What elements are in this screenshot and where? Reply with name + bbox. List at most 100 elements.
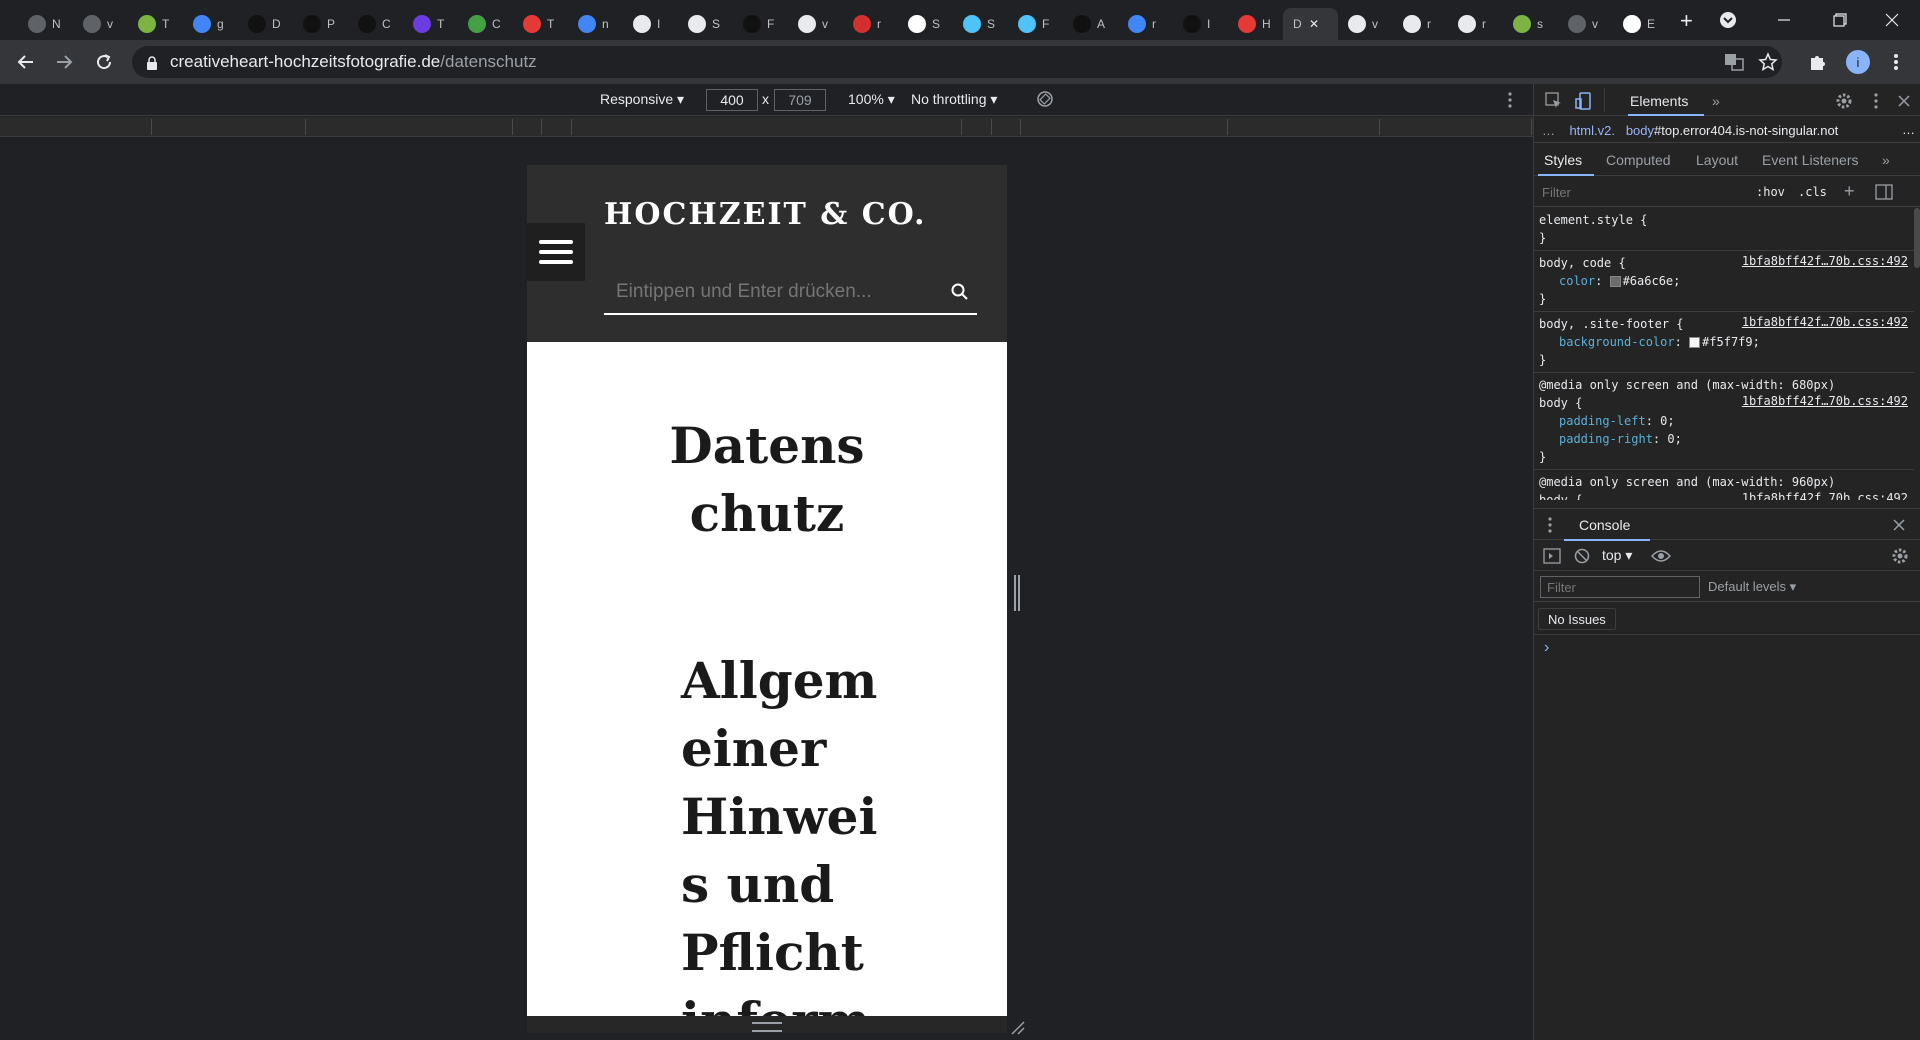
close-window-button[interactable] — [1864, 0, 1920, 40]
browser-tab[interactable]: P — [293, 8, 348, 40]
device-toolbar-toggle[interactable] — [1574, 91, 1594, 111]
tab-event-listeners[interactable]: Event Listeners — [1762, 152, 1859, 168]
search-icon[interactable] — [949, 281, 971, 303]
minimize-button[interactable] — [1756, 0, 1812, 40]
browser-tab[interactable]: A — [1063, 8, 1118, 40]
browser-tab[interactable]: S — [678, 8, 733, 40]
rule-source-link[interactable]: 1bfa8bff42f…70b.css:492 — [1742, 394, 1908, 408]
browser-tab[interactable]: s — [1503, 8, 1558, 40]
bookmark-button[interactable] — [1756, 50, 1780, 74]
viewport-width-input[interactable]: 400 — [706, 89, 758, 111]
media-query-segment[interactable] — [572, 119, 962, 135]
browser-tab[interactable]: r — [843, 8, 898, 40]
live-expression-button[interactable] — [1650, 547, 1672, 565]
console-filter-input[interactable] — [1540, 576, 1700, 598]
browser-tab[interactable]: g — [183, 8, 238, 40]
media-query-segment[interactable] — [1228, 119, 1380, 135]
device-mode-select[interactable]: Responsive ▾ — [600, 91, 684, 108]
browser-tab[interactable]: n — [568, 8, 623, 40]
console-prompt[interactable]: › — [1544, 639, 1549, 657]
add-rule-button[interactable]: + — [1844, 181, 1855, 202]
tab-elements[interactable]: Elements — [1630, 93, 1688, 109]
color-swatch[interactable] — [1609, 276, 1621, 287]
browser-tab[interactable]: F — [1008, 8, 1063, 40]
console-settings-button[interactable] — [1890, 547, 1910, 565]
property-value[interactable]: 0; — [1667, 432, 1681, 446]
log-levels-select[interactable]: Default levels ▾ — [1708, 579, 1796, 595]
media-query-segment[interactable] — [992, 119, 1021, 135]
browser-tab[interactable]: v — [788, 8, 843, 40]
search-input[interactable] — [604, 281, 934, 303]
restore-button[interactable] — [1812, 0, 1868, 40]
resize-corner-icon[interactable] — [1010, 1020, 1026, 1036]
css-rule[interactable]: @media only screen and (max-width: 680px… — [1534, 373, 1914, 470]
property-name[interactable]: background-color — [1559, 335, 1675, 349]
profile-button[interactable]: i — [1846, 50, 1870, 74]
throttling-select[interactable]: No throttling ▾ — [911, 91, 997, 108]
toggle-sidebar-button[interactable] — [1874, 183, 1894, 201]
browser-tab[interactable]: S — [953, 8, 1008, 40]
css-rule[interactable]: element.style { } — [1534, 208, 1914, 251]
zoom-select[interactable]: 100% ▾ — [848, 91, 895, 108]
browser-tab[interactable]: T — [128, 8, 183, 40]
css-rule[interactable]: @media only screen and (max-width: 960px… — [1534, 470, 1914, 500]
inspect-element-button[interactable] — [1544, 91, 1564, 111]
close-tab-icon[interactable]: ✕ — [1309, 17, 1319, 31]
browser-tab[interactable]: D — [238, 8, 293, 40]
browser-tab[interactable]: I — [623, 8, 678, 40]
browser-tab[interactable]: H — [1228, 8, 1283, 40]
site-title[interactable]: HOCHZEIT & CO. — [604, 197, 927, 232]
devtools-settings-button[interactable] — [1834, 91, 1854, 111]
hover-state-toggle[interactable]: :hov — [1756, 185, 1785, 199]
browser-tab[interactable]: v — [1338, 8, 1393, 40]
class-toggle[interactable]: .cls — [1798, 185, 1827, 199]
rule-selector[interactable]: element.style { — [1539, 211, 1909, 229]
media-query-segment[interactable] — [306, 119, 513, 135]
browser-tab[interactable]: r — [1393, 8, 1448, 40]
media-query-segment[interactable] — [1380, 119, 1532, 135]
rule-source-link[interactable]: 1bfa8bff42f…70b.css:492 — [1742, 491, 1908, 500]
chrome-menu-button[interactable] — [1884, 50, 1908, 74]
css-property[interactable]: background-color: #f5f7f9; — [1539, 333, 1909, 351]
breadcrumb-body[interactable]: #top.error404.is-not-singular.not — [1654, 123, 1838, 138]
tab-search-button[interactable] — [1700, 0, 1756, 40]
rule-source-link[interactable]: 1bfa8bff42f…70b.css:492 — [1742, 254, 1908, 268]
css-rule[interactable]: 1bfa8bff42f…70b.css:492 body, .site-foot… — [1534, 312, 1914, 373]
viewport-height-input[interactable]: 709 — [774, 89, 826, 111]
close-devtools-button[interactable] — [1894, 91, 1914, 111]
media-query-segment[interactable] — [0, 119, 152, 135]
forward-button[interactable] — [50, 48, 78, 76]
rule-source-link[interactable]: 1bfa8bff42f…70b.css:492 — [1742, 315, 1908, 329]
tab-console[interactable]: Console — [1579, 517, 1630, 533]
console-sidebar-toggle[interactable] — [1542, 547, 1562, 565]
media-query-segment[interactable] — [1021, 119, 1228, 135]
context-select[interactable]: top ▾ — [1602, 547, 1632, 564]
styles-filter-input[interactable] — [1538, 181, 1738, 203]
css-property[interactable]: padding-left: 0; — [1539, 412, 1909, 430]
css-property[interactable]: color: #6a6c6e; — [1539, 272, 1909, 290]
styles-scrollbar[interactable] — [1914, 208, 1920, 268]
property-value[interactable]: #f5f7f9; — [1702, 335, 1760, 349]
issues-button[interactable]: No Issues — [1538, 608, 1616, 630]
devtools-menu-button[interactable] — [1866, 91, 1886, 111]
browser-tab[interactable]: T — [403, 8, 458, 40]
media-query-segment[interactable] — [962, 119, 992, 135]
browser-tab[interactable]: r — [1448, 8, 1503, 40]
tab-computed[interactable]: Computed — [1606, 152, 1671, 168]
browser-tab[interactable]: T — [513, 8, 568, 40]
breadcrumb-more[interactable]: … — [1902, 122, 1915, 137]
drawer-menu-button[interactable] — [1546, 517, 1554, 533]
media-query-segment[interactable] — [152, 119, 306, 135]
media-query-segment[interactable] — [513, 119, 542, 135]
rotate-button[interactable] — [1036, 90, 1054, 111]
property-value[interactable]: 0; — [1660, 414, 1674, 428]
property-name[interactable]: padding-left — [1559, 414, 1646, 428]
browser-tab[interactable]: I — [1173, 8, 1228, 40]
media-query-segment[interactable] — [542, 119, 572, 135]
browser-tab[interactable]: E — [1613, 8, 1668, 40]
property-name[interactable]: padding-right — [1559, 432, 1653, 446]
css-property[interactable]: padding-right: 0; — [1539, 430, 1909, 448]
address-bar[interactable]: creativeheart-hochzeitsfotografie.de/dat… — [132, 46, 1782, 78]
extensions-button[interactable] — [1806, 50, 1830, 74]
color-swatch[interactable] — [1689, 337, 1701, 348]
━━━━━━━━━━
**Given exercise:** Reproduce only the lines of the material starting at the one containing "close-window-button[interactable] — [1864, 0, 1920, 40]" and ending at the one containing "browser-tab[interactable]: S — [678, 8, 733, 40]", with "search-icon" changed to "search-button" and everything else left as it is.

**Solution:**
close-window-button[interactable] — [1864, 0, 1920, 40]
browser-tab[interactable]: P — [293, 8, 348, 40]
device-toolbar-toggle[interactable] — [1574, 91, 1594, 111]
tab-event-listeners[interactable]: Event Listeners — [1762, 152, 1859, 168]
search-button[interactable] — [949, 281, 971, 303]
minimize-button[interactable] — [1756, 0, 1812, 40]
browser-tab[interactable]: A — [1063, 8, 1118, 40]
browser-tab[interactable]: S — [678, 8, 733, 40]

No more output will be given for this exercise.